Page pictures and their text
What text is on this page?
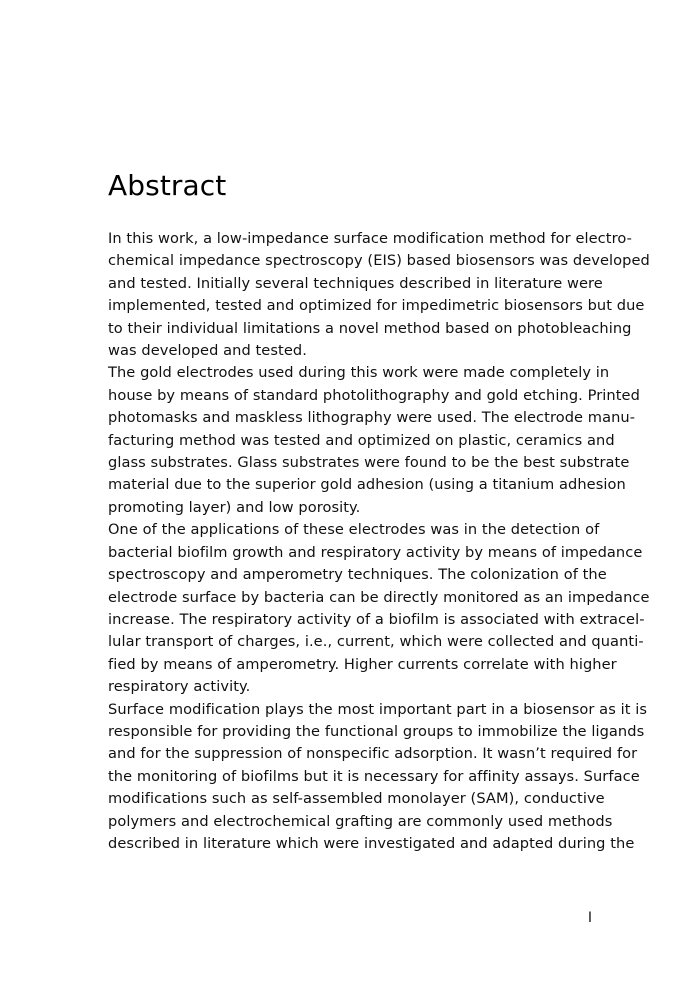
Abstract

In this work, a low-impedance surface modification method for electro-
chemical impedance spectroscopy (EIS) based biosensors was developed
and tested. Initially several techniques described in literature were
implemented, tested and optimized for impedimetric biosensors but due
to their individual limitations a novel method based on photobleaching
was developed and tested.

The gold electrodes used during this work were made completely in
house by means of standard photolithography and gold etching. Printed
photomasks and maskless lithography were used. The electrode manu-
facturing method was tested and optimized on plastic, ceramics and
glass substrates. Glass substrates were found to be the best substrate
material due to the superior gold adhesion (using a titanium adhesion
promoting layer) and low porosity.

One of the applications of these electrodes was in the detection of
bacterial biofilm growth and respiratory activity by means of impedance
spectroscopy and amperometry techniques. The colonization of the
electrode surface by bacteria can be directly monitored as an impedance
increase. The respiratory activity of a biofilm is associated with extracel-
lular transport of charges, i.e., current, which were collected and quanti-
fied by means of amperometry. Higher currents correlate with higher
respiratory activity.

Surface modification plays the most important part in a biosensor as it is
responsible for providing the functional groups to immobilize the ligands
and for the suppression of nonspecific adsorption. It wasn’t required for
the monitoring of biofilms but it is necessary for affinity assays. Surface
modifications such as self-assembled monolayer (SAM), conductive
polymers and electrochemical grafting are commonly used methods
described in literature which were investigated and adapted during the

I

> **GOAL OF THE EXERCISE**
What lines in the entries above hold "amperometry"? Copy every one.

> **EXERCISE ANSWER**
spectroscopy and amperometry techniques. The colonization of the
fied by means of amperometry. Higher currents correlate with higher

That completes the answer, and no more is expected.